>>>
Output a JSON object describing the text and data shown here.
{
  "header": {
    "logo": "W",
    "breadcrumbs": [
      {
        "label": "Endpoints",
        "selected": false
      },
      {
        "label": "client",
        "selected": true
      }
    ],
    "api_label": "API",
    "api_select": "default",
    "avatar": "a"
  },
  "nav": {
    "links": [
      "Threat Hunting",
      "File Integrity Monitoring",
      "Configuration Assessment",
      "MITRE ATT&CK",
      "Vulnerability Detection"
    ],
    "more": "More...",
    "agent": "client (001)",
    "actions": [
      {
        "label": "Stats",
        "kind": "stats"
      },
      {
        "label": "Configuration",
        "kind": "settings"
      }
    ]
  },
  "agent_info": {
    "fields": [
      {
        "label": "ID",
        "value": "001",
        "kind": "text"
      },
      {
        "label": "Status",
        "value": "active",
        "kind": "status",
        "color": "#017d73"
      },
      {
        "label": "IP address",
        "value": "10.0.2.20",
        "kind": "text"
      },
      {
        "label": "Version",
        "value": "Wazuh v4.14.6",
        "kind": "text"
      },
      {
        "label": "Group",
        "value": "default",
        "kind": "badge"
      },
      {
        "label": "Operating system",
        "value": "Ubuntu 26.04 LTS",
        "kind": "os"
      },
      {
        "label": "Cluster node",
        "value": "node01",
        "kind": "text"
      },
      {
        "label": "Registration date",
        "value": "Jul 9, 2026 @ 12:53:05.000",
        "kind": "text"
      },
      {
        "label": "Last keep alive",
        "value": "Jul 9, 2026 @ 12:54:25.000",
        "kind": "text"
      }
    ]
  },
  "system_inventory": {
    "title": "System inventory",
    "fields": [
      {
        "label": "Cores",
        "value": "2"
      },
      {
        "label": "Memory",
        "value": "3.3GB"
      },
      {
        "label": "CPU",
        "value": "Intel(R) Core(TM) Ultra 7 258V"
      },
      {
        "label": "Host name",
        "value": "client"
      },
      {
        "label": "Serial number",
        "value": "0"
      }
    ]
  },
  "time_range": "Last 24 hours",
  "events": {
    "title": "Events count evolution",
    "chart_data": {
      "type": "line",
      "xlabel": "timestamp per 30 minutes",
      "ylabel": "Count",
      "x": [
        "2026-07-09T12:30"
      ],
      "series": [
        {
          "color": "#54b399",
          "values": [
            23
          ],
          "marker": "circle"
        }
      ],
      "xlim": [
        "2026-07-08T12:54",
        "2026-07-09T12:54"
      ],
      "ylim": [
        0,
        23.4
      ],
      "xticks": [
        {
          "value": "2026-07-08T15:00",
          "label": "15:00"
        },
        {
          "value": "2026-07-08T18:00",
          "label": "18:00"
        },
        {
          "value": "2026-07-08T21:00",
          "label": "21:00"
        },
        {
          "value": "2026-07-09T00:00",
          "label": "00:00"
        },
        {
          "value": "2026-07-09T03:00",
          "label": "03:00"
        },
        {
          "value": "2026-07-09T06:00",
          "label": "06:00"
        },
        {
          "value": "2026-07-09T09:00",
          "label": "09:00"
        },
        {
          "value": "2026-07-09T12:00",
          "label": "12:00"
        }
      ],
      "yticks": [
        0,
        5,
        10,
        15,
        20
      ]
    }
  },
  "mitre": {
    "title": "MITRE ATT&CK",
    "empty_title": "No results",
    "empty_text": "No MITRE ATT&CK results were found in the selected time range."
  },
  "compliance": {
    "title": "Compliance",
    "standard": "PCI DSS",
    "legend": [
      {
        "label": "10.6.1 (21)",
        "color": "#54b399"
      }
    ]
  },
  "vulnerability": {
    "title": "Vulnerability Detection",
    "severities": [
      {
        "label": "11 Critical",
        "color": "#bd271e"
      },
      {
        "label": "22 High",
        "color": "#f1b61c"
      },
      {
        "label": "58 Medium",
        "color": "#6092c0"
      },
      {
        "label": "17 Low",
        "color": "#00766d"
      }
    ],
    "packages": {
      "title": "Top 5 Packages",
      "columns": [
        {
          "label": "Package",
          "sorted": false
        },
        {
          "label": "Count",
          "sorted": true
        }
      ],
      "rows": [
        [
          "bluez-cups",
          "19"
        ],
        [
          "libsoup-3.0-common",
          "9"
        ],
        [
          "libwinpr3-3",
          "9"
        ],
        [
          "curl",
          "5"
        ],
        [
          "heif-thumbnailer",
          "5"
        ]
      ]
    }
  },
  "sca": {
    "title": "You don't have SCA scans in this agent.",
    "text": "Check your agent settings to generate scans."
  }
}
<<<
— Task to complete —
Set down all of the data above, word for word.

— Output —
Output a JSON object describing the text and data shown here.
{
  "header": {
    "logo": "W",
    "breadcrumbs": [
      {
        "label": "Endpoints",
        "selected": false
      },
      {
        "label": "client",
        "selected": true
      }
    ],
    "api_label": "API",
    "api_select": "default",
    "avatar": "a"
  },
  "nav": {
    "links": [
      "Threat Hunting",
      "File Integrity Monitoring",
      "Configuration Assessment",
      "MITRE ATT&CK",
      "Vulnerability Detection"
    ],
    "more": "More...",
    "agent": "client (001)",
    "actions": [
      {
        "label": "Stats",
        "kind": "stats"
      },
      {
        "label": "Configuration",
        "kind": "settings"
      }
    ]
  },
  "agent_info": {
    "fields": [
      {
        "label": "ID",
        "value": "001",
        "kind": "text"
      },
      {
        "label": "Status",
        "value": "active",
        "kind": "status",
        "color": "#017d73"
      },
      {
        "label": "IP address",
        "value": "10.0.2.20",
        "kind": "text"
      },
      {
        "label": "Version",
        "value": "Wazuh v4.14.6",
        "kind": "text"
      },
      {
        "label": "Group",
        "value": "default",
        "kind": "badge"
      },
      {
        "label": "Operating system",
        "value": "Ubuntu 26.04 LTS",
        "kind": "os"
      },
      {
        "label": "Cluster node",
        "value": "node01",
        "kind": "text"
      },
      {
        "label": "Registration date",
        "value": "Jul 9, 2026 @ 12:53:05.000",
        "kind": "text"
      },
      {
        "label": "Last keep alive",
        "value": "Jul 9, 2026 @ 12:54:25.000",
        "kind": "text"
      }
    ]
  },
  "system_inventory": {
    "title": "System inventory",
    "fields": [
      {
        "label": "Cores",
        "value": "2"
      },
      {
        "label": "Memory",
        "value": "3.3GB"
      },
      {
        "label": "CPU",
        "value": "Intel(R) Core(TM) Ultra 7 258V"
      },
      {
        "label": "Host name",
        "value": "client"
      },
      {
        "label": "Serial number",
        "value": "0"
      }
    ]
  },
  "time_range": "Last 24 hours",
  "events": {
    "title": "Events count evolution",
    "chart_data": {
      "type": "line",
      "xlabel": "timestamp per 30 minutes",
      "ylabel": "Count",
      "x": [
        "2026-07-09T12:30"
      ],
      "series": [
        {
          "color": "#54b399",
          "values": [
            23
          ],
          "marker": "circle"
        }
      ],
      "xlim": [
        "2026-07-08T12:54",
        "2026-07-09T12:54"
      ],
      "ylim": [
        0,
        23.4
      ],
      "xticks": [
        {
          "value": "2026-07-08T15:00",
          "label": "15:00"
        },
        {
          "value": "2026-07-08T18:00",
          "label": "18:00"
        },
        {
          "value": "2026-07-08T21:00",
          "label": "21:00"
        },
        {
          "value": "2026-07-09T00:00",
          "label": "00:00"
        },
        {
          "value": "2026-07-09T03:00",
          "label": "03:00"
        },
        {
          "value": "2026-07-09T06:00",
          "label": "06:00"
        },
        {
          "value": "2026-07-09T09:00",
          "label": "09:00"
        },
        {
          "value": "2026-07-09T12:00",
          "label": "12:00"
        }
      ],
      "yticks": [
        0,
        5,
        10,
        15,
        20
      ]
    }
  },
  "mitre": {
    "title": "MITRE ATT&CK",
    "empty_title": "No results",
    "empty_text": "No MITRE ATT&CK results were found in the selected time range."
  },
  "compliance": {
    "title": "Compliance",
    "standard": "PCI DSS",
    "legend": [
      {
        "label": "10.6.1 (21)",
        "color": "#54b399"
      }
    ]
  },
  "vulnerability": {
    "title": "Vulnerability Detection",
    "severities": [
      {
        "label": "11 Critical",
        "color": "#bd271e"
      },
      {
        "label": "22 High",
        "color": "#f1b61c"
      },
      {
        "label": "58 Medium",
        "color": "#6092c0"
      },
      {
        "label": "17 Low",
        "color": "#00766d"
      }
    ],
    "packages": {
      "title": "Top 5 Packages",
      "columns": [
        {
          "label": "Package",
          "sorted": false
        },
        {
          "label": "Count",
          "sorted": true
        }
      ],
      "rows": [
        [
          "bluez-cups",
          "19"
        ],
        [
          "libsoup-3.0-common",
          "9"
        ],
        [
          "libwinpr3-3",
          "9"
        ],
        [
          "curl",
          "5"
        ],
        [
          "heif-thumbnailer",
          "5"
        ]
      ]
    }
  },
  "sca": {
    "title": "You don't have SCA scans in this agent.",
    "text": "Check your agent settings to generate scans."
  }
}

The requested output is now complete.